DIRECTION | Which lines contain the word "label"? Return each of them as written.

EXTRACTED INFORMATION |
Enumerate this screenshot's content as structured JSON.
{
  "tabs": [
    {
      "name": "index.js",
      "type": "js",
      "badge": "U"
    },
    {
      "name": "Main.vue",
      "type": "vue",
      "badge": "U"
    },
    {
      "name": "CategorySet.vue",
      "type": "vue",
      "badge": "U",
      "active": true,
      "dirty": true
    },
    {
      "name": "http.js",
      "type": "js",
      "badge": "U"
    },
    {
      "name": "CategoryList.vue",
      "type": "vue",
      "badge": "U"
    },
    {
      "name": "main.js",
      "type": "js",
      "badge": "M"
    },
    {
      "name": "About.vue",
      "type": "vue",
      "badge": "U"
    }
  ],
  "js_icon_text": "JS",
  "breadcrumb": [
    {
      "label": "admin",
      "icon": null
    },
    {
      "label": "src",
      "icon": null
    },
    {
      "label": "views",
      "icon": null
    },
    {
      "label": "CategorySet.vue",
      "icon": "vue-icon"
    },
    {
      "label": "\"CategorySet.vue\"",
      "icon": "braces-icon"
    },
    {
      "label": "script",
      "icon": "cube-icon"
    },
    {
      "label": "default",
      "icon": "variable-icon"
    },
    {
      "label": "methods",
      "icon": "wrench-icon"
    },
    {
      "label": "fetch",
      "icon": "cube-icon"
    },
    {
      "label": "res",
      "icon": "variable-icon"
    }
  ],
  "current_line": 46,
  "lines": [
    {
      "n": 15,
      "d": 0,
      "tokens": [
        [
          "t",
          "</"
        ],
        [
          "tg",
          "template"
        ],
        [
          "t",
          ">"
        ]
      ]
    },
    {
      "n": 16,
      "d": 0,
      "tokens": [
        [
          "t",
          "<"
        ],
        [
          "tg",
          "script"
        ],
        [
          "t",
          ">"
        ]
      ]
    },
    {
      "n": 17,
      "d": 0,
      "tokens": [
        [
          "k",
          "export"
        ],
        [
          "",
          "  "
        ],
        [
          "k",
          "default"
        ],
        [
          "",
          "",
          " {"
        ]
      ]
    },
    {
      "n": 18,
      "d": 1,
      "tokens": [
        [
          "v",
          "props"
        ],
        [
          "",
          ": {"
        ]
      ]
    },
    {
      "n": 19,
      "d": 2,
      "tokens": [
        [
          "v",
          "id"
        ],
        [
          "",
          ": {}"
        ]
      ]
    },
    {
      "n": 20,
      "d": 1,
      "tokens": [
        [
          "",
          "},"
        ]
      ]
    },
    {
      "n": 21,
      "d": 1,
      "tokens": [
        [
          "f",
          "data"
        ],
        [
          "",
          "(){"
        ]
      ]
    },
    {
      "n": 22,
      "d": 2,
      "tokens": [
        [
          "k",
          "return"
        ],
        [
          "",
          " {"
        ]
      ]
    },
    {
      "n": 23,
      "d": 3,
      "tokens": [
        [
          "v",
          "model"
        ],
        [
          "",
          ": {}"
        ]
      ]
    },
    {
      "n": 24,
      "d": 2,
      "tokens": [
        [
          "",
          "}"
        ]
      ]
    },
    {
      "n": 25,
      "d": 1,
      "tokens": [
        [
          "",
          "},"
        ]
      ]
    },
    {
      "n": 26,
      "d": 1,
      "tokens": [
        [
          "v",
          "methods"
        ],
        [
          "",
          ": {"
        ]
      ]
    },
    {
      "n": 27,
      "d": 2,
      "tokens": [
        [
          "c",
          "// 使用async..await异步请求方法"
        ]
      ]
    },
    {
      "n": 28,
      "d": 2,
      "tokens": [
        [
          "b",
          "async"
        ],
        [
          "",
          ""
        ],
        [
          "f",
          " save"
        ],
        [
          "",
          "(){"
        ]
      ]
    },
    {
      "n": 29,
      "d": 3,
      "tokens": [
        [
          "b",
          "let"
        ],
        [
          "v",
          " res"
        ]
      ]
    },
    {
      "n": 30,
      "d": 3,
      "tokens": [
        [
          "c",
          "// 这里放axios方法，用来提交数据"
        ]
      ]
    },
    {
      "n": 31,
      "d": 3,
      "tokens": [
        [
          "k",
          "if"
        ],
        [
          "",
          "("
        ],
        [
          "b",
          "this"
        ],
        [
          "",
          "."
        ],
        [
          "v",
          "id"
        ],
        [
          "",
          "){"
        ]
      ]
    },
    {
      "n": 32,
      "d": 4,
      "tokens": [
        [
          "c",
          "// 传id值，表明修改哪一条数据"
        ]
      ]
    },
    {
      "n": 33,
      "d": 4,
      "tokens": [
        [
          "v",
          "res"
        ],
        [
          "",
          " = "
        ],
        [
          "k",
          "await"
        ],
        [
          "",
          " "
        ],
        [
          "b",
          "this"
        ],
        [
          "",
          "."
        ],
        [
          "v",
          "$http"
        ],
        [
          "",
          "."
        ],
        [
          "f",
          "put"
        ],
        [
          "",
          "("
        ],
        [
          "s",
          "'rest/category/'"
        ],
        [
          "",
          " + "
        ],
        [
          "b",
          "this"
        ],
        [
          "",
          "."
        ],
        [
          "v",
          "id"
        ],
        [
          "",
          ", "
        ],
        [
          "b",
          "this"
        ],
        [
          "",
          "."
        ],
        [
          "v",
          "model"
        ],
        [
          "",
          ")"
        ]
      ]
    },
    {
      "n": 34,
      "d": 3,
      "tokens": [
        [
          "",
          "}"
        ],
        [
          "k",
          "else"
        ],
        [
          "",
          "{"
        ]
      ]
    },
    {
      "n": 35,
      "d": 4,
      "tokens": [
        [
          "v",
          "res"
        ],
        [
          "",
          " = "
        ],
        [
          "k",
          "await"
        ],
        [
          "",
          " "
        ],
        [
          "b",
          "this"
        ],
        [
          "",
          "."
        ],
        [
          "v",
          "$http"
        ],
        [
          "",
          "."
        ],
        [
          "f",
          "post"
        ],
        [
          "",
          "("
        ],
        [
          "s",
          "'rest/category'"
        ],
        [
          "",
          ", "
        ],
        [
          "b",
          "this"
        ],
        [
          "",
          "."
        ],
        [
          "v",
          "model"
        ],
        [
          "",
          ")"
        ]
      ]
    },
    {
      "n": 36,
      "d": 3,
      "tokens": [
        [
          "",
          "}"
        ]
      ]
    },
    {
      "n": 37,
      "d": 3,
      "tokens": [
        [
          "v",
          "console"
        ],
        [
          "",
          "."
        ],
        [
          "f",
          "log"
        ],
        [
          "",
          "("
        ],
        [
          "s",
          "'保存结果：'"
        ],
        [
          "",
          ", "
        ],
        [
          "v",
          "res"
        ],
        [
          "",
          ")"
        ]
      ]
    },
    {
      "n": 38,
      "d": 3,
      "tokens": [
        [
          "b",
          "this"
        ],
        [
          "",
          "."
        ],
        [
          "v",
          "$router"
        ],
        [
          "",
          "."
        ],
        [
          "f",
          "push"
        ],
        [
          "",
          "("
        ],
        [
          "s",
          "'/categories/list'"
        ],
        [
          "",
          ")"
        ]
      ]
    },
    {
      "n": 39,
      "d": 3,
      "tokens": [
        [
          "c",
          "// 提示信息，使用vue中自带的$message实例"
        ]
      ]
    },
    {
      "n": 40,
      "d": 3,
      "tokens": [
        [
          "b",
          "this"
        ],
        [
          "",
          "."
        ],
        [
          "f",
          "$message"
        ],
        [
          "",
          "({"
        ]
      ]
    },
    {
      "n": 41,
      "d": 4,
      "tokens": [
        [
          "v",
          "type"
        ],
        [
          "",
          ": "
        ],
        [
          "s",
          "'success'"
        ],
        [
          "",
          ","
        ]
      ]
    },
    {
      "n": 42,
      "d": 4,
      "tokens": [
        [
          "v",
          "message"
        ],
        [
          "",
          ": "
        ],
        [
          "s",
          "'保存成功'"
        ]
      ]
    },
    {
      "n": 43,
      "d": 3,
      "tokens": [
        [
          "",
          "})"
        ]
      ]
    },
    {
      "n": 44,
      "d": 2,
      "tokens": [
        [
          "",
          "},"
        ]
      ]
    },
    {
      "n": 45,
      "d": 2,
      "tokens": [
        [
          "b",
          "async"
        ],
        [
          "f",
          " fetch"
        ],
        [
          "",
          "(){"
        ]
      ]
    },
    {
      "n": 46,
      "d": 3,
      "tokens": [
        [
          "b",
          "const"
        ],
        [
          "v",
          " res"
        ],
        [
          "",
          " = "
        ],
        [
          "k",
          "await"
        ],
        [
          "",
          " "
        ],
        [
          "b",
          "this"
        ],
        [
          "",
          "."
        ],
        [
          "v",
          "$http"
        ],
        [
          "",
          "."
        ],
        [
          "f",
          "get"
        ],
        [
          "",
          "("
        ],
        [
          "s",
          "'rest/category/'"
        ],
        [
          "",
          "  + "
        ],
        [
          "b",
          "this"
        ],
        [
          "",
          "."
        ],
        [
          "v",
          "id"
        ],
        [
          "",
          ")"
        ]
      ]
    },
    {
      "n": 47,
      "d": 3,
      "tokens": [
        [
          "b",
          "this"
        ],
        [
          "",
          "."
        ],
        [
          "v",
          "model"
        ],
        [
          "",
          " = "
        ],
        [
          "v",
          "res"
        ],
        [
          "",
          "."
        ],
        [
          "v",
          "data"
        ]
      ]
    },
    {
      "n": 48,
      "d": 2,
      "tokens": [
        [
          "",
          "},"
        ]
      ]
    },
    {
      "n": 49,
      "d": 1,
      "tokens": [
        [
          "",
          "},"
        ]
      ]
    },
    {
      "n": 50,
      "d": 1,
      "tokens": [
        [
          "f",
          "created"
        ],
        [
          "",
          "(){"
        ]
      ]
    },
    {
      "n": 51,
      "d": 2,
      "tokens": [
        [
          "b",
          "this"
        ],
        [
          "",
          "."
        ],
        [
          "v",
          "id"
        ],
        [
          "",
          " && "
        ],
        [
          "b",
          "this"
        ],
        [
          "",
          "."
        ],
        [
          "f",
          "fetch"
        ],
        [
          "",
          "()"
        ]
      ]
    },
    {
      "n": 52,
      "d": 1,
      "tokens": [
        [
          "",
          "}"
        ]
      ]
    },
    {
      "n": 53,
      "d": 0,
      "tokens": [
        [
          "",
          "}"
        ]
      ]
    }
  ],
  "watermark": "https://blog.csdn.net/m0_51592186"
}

EXERCISE OUTPUT |
      "label": "admin",
      "label": "src",
      "label": "views",
      "label": "CategorySet.vue",
      "label": "\"CategorySet.vue\"",
      "label": "script",
      "label": "default",
      "label": "methods",
      "label": "fetch",
      "label": "res",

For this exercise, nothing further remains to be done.